**Problem to solve**
Locate the word "text" in the entries below, then gather every line that holds it.

+---+

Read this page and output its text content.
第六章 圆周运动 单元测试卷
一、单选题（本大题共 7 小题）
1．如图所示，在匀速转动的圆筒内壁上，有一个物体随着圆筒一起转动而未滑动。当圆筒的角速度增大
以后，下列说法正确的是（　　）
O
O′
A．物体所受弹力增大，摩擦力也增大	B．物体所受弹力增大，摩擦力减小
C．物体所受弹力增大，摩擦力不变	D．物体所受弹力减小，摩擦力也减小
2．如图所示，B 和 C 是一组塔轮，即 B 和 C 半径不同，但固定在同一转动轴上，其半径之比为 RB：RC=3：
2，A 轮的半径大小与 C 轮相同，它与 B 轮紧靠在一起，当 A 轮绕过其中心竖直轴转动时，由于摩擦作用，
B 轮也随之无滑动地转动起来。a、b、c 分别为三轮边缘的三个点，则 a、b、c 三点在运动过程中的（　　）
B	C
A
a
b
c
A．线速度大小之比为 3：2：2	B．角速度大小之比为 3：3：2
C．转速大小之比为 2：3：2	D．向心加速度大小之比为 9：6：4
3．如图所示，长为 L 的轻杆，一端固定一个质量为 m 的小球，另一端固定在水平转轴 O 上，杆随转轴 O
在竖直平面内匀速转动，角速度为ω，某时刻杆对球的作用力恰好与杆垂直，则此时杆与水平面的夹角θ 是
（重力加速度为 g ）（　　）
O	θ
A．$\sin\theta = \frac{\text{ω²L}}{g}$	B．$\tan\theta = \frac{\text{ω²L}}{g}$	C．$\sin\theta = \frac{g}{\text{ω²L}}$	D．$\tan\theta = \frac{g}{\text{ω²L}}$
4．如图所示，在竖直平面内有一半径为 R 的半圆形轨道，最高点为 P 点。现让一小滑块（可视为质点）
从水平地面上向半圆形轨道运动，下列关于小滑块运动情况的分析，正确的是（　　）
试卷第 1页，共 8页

+---+

**Completed task**
Read this page and output its text content.
A．$\sin\theta = \frac{\text{ω²L}}{g}$	B．$\tan\theta = \frac{\text{ω²L}}{g}$	C．$\sin\theta = \frac{g}{\text{ω²L}}$	D．$\tan\theta = \frac{g}{\text{ω²L}}$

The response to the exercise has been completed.